Report only the number of lines below in which the string "TEAEs" appears.
Exercise inputs Block Start
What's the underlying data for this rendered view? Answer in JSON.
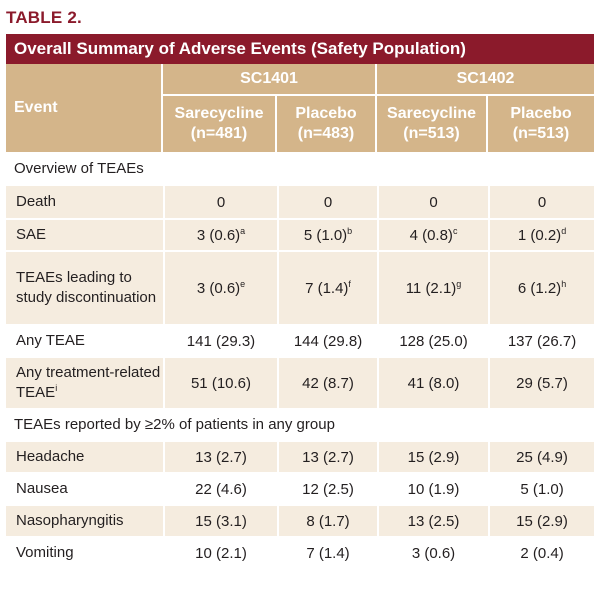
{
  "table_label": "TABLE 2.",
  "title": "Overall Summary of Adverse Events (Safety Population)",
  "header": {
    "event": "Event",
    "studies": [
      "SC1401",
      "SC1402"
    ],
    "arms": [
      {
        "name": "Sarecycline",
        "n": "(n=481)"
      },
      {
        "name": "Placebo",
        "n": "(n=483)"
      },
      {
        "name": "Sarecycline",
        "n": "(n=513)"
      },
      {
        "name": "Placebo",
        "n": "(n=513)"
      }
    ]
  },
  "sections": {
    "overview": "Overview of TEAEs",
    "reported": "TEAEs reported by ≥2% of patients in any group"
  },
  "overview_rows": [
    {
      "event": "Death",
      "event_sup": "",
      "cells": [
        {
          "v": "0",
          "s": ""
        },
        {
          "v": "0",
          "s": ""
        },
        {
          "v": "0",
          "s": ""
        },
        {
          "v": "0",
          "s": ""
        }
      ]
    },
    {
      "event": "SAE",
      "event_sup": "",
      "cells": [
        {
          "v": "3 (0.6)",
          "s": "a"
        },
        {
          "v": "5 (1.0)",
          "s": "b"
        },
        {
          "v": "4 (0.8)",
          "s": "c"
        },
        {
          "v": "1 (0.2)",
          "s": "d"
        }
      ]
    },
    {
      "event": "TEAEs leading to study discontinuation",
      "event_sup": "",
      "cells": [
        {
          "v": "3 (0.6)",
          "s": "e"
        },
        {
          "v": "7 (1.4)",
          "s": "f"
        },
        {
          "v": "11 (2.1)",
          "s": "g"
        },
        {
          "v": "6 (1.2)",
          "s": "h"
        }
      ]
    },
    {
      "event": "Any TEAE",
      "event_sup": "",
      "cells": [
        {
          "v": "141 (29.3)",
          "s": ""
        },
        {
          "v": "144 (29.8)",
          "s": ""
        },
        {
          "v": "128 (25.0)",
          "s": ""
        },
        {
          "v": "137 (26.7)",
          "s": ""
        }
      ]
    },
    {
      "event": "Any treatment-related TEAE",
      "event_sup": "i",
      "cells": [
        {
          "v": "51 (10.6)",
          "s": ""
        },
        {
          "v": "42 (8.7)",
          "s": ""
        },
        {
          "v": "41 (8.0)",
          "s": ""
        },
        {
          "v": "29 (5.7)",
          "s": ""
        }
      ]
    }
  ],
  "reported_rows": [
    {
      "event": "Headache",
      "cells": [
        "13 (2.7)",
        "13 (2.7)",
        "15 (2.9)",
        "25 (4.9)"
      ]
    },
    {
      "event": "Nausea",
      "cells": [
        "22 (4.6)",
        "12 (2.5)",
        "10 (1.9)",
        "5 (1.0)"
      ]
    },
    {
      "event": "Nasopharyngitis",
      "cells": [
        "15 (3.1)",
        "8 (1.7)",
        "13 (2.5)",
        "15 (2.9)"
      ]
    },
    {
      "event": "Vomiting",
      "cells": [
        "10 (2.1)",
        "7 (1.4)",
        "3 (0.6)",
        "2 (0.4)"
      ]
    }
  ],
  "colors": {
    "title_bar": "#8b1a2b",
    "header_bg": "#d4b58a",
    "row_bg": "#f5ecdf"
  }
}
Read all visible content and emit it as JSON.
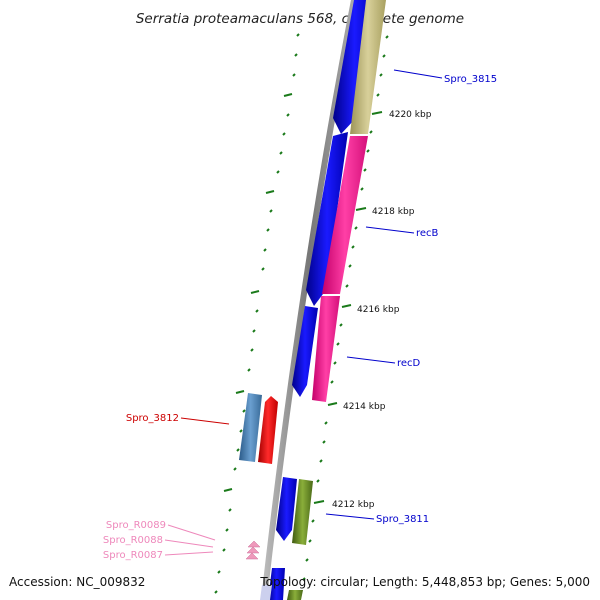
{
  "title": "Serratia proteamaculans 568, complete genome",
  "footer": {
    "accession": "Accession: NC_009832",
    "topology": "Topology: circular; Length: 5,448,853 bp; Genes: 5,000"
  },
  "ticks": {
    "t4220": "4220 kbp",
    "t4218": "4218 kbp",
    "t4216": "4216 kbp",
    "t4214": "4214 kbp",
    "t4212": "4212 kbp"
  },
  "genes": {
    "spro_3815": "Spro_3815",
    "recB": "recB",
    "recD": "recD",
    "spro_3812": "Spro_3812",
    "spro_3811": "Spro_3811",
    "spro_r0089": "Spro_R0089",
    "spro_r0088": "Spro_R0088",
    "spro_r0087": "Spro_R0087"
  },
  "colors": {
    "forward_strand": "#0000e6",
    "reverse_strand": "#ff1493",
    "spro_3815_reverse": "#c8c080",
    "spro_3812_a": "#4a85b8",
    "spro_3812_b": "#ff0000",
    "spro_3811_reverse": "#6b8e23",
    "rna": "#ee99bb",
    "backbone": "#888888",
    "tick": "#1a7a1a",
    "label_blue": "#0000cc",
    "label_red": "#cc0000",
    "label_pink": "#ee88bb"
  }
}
Exercise inputs Block End
> Task result:
3